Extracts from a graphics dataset

────────

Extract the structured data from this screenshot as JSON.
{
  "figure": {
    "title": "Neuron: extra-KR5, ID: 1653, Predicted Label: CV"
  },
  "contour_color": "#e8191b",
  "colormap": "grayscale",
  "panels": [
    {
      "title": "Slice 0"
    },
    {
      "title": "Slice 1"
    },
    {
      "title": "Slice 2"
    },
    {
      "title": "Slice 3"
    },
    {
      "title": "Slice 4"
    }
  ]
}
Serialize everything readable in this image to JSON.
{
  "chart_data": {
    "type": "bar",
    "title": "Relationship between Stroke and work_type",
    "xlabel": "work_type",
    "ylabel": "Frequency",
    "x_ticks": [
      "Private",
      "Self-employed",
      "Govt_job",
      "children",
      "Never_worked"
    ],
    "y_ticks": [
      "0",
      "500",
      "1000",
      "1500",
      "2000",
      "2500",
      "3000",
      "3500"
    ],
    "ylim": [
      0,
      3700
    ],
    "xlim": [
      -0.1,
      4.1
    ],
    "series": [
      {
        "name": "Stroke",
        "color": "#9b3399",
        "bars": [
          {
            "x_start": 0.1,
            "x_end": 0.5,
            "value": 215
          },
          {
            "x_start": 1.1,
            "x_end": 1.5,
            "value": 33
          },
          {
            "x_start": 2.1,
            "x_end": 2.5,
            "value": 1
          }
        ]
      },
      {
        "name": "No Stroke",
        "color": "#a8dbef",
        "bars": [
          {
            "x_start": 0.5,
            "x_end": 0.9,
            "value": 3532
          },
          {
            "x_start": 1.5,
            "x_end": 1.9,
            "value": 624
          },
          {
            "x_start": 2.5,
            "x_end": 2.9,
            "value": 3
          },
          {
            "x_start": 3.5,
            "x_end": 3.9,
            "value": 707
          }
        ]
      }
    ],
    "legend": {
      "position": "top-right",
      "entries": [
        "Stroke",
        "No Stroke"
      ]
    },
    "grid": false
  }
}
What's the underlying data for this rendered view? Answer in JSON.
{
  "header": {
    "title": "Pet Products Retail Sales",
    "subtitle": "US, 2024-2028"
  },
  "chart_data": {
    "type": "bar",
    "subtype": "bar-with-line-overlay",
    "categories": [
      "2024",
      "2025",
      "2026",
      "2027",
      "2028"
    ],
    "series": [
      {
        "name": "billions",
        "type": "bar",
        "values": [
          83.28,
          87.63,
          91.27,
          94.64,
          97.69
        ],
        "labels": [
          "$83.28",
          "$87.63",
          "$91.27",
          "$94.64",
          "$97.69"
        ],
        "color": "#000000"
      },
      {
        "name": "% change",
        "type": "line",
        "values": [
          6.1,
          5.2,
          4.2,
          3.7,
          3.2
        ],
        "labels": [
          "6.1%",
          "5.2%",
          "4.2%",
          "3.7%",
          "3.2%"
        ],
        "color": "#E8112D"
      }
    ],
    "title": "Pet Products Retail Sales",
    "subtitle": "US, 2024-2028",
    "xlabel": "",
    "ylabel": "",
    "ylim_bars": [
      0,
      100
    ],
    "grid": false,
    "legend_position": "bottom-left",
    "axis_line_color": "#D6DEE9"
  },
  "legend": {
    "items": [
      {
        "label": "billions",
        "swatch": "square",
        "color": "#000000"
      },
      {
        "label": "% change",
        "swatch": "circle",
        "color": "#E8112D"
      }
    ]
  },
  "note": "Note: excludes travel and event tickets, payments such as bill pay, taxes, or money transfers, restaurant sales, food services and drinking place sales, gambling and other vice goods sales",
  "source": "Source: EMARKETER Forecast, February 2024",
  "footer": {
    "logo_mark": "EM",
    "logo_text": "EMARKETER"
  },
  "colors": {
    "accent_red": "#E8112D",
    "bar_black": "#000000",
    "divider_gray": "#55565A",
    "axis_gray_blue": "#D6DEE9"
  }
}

────────

Task to carry out: Set out the complete listing exactly as shown.

Task response:
Extract the structured data from this screenshot as JSON.
{
  "figure": {
    "title": "Neuron: extra-KR5, ID: 1653, Predicted Label: CV"
  },
  "contour_color": "#e8191b",
  "colormap": "grayscale",
  "panels": [
    {
      "title": "Slice 0"
    },
    {
      "title": "Slice 1"
    },
    {
      "title": "Slice 2"
    },
    {
      "title": "Slice 3"
    },
    {
      "title": "Slice 4"
    }
  ]
}
Serialize everything readable in this image to JSON.
{
  "chart_data": {
    "type": "bar",
    "title": "Relationship between Stroke and work_type",
    "xlabel": "work_type",
    "ylabel": "Frequency",
    "x_ticks": [
      "Private",
      "Self-employed",
      "Govt_job",
      "children",
      "Never_worked"
    ],
    "y_ticks": [
      "0",
      "500",
      "1000",
      "1500",
      "2000",
      "2500",
      "3000",
      "3500"
    ],
    "ylim": [
      0,
      3700
    ],
    "xlim": [
      -0.1,
      4.1
    ],
    "series": [
      {
        "name": "Stroke",
        "color": "#9b3399",
        "bars": [
          {
            "x_start": 0.1,
            "x_end": 0.5,
            "value": 215
          },
          {
            "x_start": 1.1,
            "x_end": 1.5,
            "value": 33
          },
          {
            "x_start": 2.1,
            "x_end": 2.5,
            "value": 1
          }
        ]
      },
      {
        "name": "No Stroke",
        "color": "#a8dbef",
        "bars": [
          {
            "x_start": 0.5,
            "x_end": 0.9,
            "value": 3532
          },
          {
            "x_start": 1.5,
            "x_end": 1.9,
            "value": 624
          },
          {
            "x_start": 2.5,
            "x_end": 2.9,
            "value": 3
          },
          {
            "x_start": 3.5,
            "x_end": 3.9,
            "value": 707
          }
        ]
      }
    ],
    "legend": {
      "position": "top-right",
      "entries": [
        "Stroke",
        "No Stroke"
      ]
    },
    "grid": false
  }
}
What's the underlying data for this rendered view? Answer in JSON.
{
  "header": {
    "title": "Pet Products Retail Sales",
    "subtitle": "US, 2024-2028"
  },
  "chart_data": {
    "type": "bar",
    "subtype": "bar-with-line-overlay",
    "categories": [
      "2024",
      "2025",
      "2026",
      "2027",
      "2028"
    ],
    "series": [
      {
        "name": "billions",
        "type": "bar",
        "values": [
          83.28,
          87.63,
          91.27,
          94.64,
          97.69
        ],
        "labels": [
          "$83.28",
          "$87.63",
          "$91.27",
          "$94.64",
          "$97.69"
        ],
        "color": "#000000"
      },
      {
        "name": "% change",
        "type": "line",
        "values": [
          6.1,
          5.2,
          4.2,
          3.7,
          3.2
        ],
        "labels": [
          "6.1%",
          "5.2%",
          "4.2%",
          "3.7%",
          "3.2%"
        ],
        "color": "#E8112D"
      }
    ],
    "title": "Pet Products Retail Sales",
    "subtitle": "US, 2024-2028",
    "xlabel": "",
    "ylabel": "",
    "ylim_bars": [
      0,
      100
    ],
    "grid": false,
    "legend_position": "bottom-left",
    "axis_line_color": "#D6DEE9"
  },
  "legend": {
    "items": [
      {
        "label": "billions",
        "swatch": "square",
        "color": "#000000"
      },
      {
        "label": "% change",
        "swatch": "circle",
        "color": "#E8112D"
      }
    ]
  },
  "note": "Note: excludes travel and event tickets, payments such as bill pay, taxes, or money transfers, restaurant sales, food services and drinking place sales, gambling and other vice goods sales",
  "source": "Source: EMARKETER Forecast, February 2024",
  "footer": {
    "logo_mark": "EM",
    "logo_text": "EMARKETER"
  },
  "colors": {
    "accent_red": "#E8112D",
    "bar_black": "#000000",
    "divider_gray": "#55565A",
    "axis_gray_blue": "#D6DEE9"
  }
}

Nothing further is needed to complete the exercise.